WRITTEN REQUEST
Change every "interactable" in the records to "clickable" and reproduce the lines with all other text the same. Leave out the pictures.

EXERCISE MATERIAL

^^^^

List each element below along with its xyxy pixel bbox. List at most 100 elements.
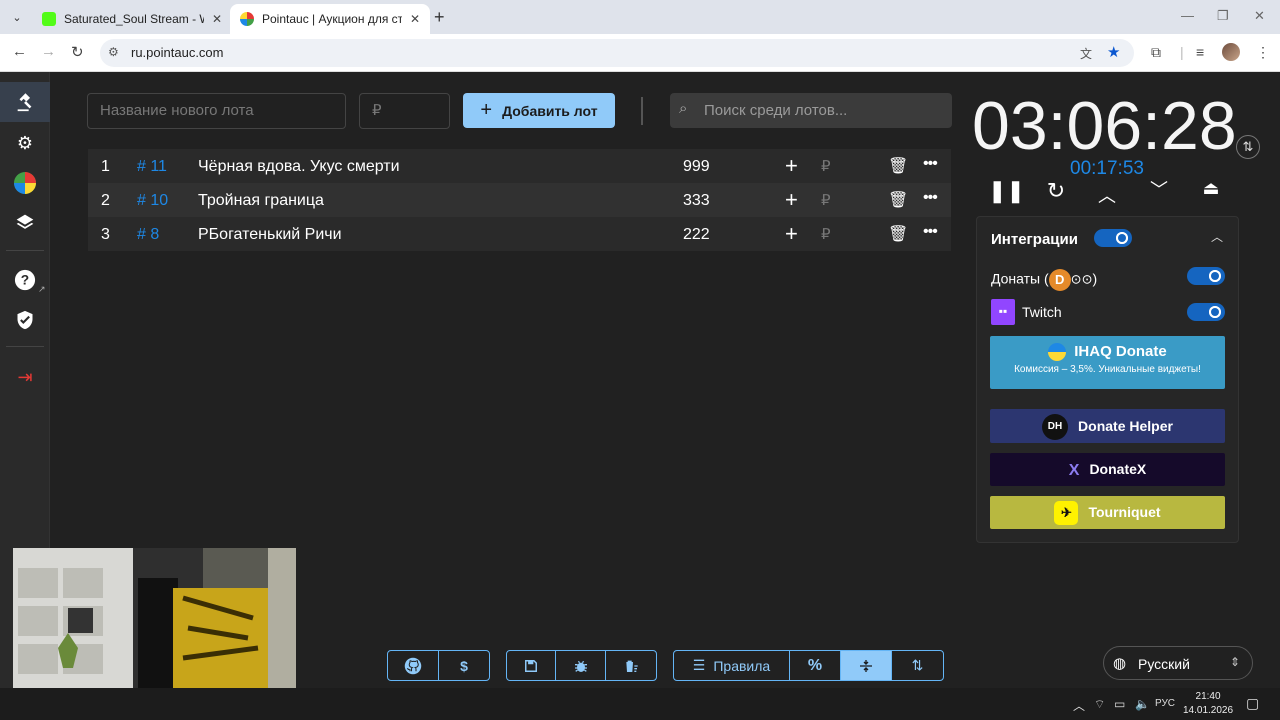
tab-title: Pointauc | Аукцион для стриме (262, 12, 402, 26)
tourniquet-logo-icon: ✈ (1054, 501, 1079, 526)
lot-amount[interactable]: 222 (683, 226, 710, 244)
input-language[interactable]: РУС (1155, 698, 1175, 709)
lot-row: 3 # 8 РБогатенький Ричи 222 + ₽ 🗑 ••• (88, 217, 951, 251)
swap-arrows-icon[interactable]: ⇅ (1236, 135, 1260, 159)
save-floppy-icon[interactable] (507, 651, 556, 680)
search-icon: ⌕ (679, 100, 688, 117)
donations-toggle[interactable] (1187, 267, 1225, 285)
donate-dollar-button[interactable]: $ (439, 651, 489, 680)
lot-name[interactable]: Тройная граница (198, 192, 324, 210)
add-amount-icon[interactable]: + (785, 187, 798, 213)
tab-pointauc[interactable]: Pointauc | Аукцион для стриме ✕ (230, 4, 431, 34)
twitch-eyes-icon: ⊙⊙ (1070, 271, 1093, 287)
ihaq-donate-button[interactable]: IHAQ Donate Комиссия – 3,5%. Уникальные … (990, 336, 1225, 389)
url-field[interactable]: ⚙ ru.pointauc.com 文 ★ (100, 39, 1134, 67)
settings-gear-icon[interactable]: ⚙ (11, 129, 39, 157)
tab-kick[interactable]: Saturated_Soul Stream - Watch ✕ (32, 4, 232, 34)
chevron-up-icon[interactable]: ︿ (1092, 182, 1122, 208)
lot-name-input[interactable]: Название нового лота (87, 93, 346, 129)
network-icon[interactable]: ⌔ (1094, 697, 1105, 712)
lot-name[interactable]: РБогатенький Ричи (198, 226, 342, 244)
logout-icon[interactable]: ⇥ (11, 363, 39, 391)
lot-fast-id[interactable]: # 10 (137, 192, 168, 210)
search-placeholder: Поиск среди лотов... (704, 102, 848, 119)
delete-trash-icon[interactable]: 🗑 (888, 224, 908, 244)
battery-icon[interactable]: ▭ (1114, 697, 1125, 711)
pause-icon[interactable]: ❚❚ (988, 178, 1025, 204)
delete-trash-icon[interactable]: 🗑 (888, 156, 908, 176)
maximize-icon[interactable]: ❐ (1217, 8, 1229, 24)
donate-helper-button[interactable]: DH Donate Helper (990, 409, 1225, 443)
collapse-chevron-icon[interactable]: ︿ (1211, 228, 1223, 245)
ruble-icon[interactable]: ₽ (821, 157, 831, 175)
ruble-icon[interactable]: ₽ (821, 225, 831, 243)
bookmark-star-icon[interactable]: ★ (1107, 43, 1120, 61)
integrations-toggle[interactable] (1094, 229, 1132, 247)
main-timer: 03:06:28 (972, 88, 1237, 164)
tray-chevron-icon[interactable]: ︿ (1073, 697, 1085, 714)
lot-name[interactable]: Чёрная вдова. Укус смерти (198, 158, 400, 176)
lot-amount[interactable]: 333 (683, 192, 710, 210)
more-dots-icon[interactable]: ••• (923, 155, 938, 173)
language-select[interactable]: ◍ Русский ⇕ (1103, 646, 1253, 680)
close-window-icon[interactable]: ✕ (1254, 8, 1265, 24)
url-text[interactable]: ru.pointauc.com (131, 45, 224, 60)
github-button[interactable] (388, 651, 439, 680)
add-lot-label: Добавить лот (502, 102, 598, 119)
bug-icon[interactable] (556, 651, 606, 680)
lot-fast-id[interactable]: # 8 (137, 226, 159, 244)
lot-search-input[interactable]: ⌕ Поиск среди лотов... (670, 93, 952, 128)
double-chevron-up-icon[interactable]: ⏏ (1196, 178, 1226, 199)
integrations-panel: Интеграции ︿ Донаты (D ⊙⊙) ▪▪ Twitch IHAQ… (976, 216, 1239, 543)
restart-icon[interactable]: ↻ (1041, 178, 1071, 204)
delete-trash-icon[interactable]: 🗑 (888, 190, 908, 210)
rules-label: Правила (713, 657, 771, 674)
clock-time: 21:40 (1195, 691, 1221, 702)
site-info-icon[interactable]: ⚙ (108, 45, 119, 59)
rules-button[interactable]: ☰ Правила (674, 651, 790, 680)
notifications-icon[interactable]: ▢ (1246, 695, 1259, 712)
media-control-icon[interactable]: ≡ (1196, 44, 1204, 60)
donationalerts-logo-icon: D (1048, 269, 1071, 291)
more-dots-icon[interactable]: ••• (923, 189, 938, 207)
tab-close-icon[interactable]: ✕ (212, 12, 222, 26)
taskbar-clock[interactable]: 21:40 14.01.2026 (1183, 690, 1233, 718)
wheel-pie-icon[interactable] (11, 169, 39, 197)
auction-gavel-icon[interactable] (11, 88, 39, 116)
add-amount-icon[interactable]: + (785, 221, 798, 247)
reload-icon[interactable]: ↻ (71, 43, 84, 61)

^^^^

EXERCISE RESPONSE
List each element below along with its xyxy pixel bbox. List at most 100 elements.
tab-title: Pointauc | Аукцион для стриме (262, 12, 402, 26)
tourniquet-logo-icon: ✈ (1054, 501, 1079, 526)
lot-amount[clickable]: 222 (683, 226, 710, 244)
input-language[clickable]: РУС (1155, 698, 1175, 709)
lot-row: 3 # 8 РБогатенький Ричи 222 + ₽ 🗑 ••• (88, 217, 951, 251)
swap-arrows-icon[clickable]: ⇅ (1236, 135, 1260, 159)
save-floppy-icon[clickable] (507, 651, 556, 680)
search-icon: ⌕ (679, 100, 688, 117)
donations-toggle[clickable] (1187, 267, 1225, 285)
donate-dollar-button[clickable]: $ (439, 651, 489, 680)
lot-name[clickable]: Тройная граница (198, 192, 324, 210)
add-amount-icon[clickable]: + (785, 187, 798, 213)
tab-pointauc[clickable]: Pointauc | Аукцион для стриме ✕ (230, 4, 431, 34)
twitch-eyes-icon: ⊙⊙ (1070, 271, 1093, 287)
ihaq-donate-button[clickable]: IHAQ Donate Комиссия – 3,5%. Уникальные … (990, 336, 1225, 389)
url-field[clickable]: ⚙ ru.pointauc.com 文 ★ (100, 39, 1134, 67)
settings-gear-icon[clickable]: ⚙ (11, 129, 39, 157)
tab-kick[clickable]: Saturated_Soul Stream - Watch ✕ (32, 4, 232, 34)
chevron-up-icon[clickable]: ︿ (1092, 182, 1122, 208)
lot-name-input[clickable]: Название нового лота (87, 93, 346, 129)
network-icon[clickable]: ⌔ (1094, 697, 1105, 712)
lot-name[clickable]: РБогатенький Ричи (198, 226, 342, 244)
logout-icon[clickable]: ⇥ (11, 363, 39, 391)
lot-fast-id[clickable]: # 10 (137, 192, 168, 210)
search-placeholder: Поиск среди лотов... (704, 102, 848, 119)
delete-trash-icon[clickable]: 🗑 (888, 224, 908, 244)
battery-icon[clickable]: ▭ (1114, 697, 1125, 711)
pause-icon[clickable]: ❚❚ (988, 178, 1025, 204)
delete-trash-icon[clickable]: 🗑 (888, 156, 908, 176)
maximize-icon[clickable]: ❐ (1217, 8, 1229, 24)
donate-helper-button[clickable]: DH Donate Helper (990, 409, 1225, 443)
collapse-chevron-icon[clickable]: ︿ (1211, 228, 1223, 245)
ruble-icon[clickable]: ₽ (821, 157, 831, 175)
ruble-icon[clickable]: ₽ (821, 225, 831, 243)
bookmark-star-icon[clickable]: ★ (1107, 43, 1120, 61)
integrations-toggle[clickable] (1094, 229, 1132, 247)
main-timer: 03:06:28 (972, 88, 1237, 164)
tray-chevron-icon[clickable]: ︿ (1073, 697, 1085, 714)
lot-name[clickable]: Чёрная вдова. Укус смерти (198, 158, 400, 176)
lot-amount[clickable]: 333 (683, 192, 710, 210)
more-dots-icon[clickable]: ••• (923, 155, 938, 173)
language-select[clickable]: ◍ Русский ⇕ (1103, 646, 1253, 680)
close-window-icon[clickable]: ✕ (1254, 8, 1265, 24)
url-text[clickable]: ru.pointauc.com (131, 45, 224, 60)
github-button[clickable] (388, 651, 439, 680)
add-lot-label: Добавить лот (502, 102, 598, 119)
bug-icon[clickable] (556, 651, 606, 680)
lot-fast-id[clickable]: # 8 (137, 226, 159, 244)
lot-search-input[clickable]: ⌕ Поиск среди лотов... (670, 93, 952, 128)
double-chevron-up-icon[clickable]: ⏏ (1196, 178, 1226, 199)
integrations-panel: Интеграции ︿ Донаты (D ⊙⊙) ▪▪ Twitch IHAQ… (976, 216, 1239, 543)
restart-icon[clickable]: ↻ (1041, 178, 1071, 204)
delete-trash-icon[clickable]: 🗑 (888, 190, 908, 210)
rules-label: Правила (713, 657, 771, 674)
clock-time: 21:40 (1195, 691, 1221, 702)
site-info-icon[clickable]: ⚙ (108, 45, 119, 59)
rules-button[clickable]: ☰ Правила (674, 651, 790, 680)
notifications-icon[clickable]: ▢ (1246, 695, 1259, 712)
media-control-icon[clickable]: ≡ (1196, 44, 1204, 60)
donationalerts-logo-icon: D (1048, 269, 1071, 291)
more-dots-icon[clickable]: ••• (923, 189, 938, 207)
tab-close-icon[clickable]: ✕ (212, 12, 222, 26)
taskbar-clock[clickable]: 21:40 14.01.2026 (1183, 690, 1233, 718)
wheel-pie-icon[clickable] (11, 169, 39, 197)
auction-gavel-icon[clickable] (11, 88, 39, 116)
add-amount-icon[clickable]: + (785, 221, 798, 247)
reload-icon[clickable]: ↻ (71, 43, 84, 61)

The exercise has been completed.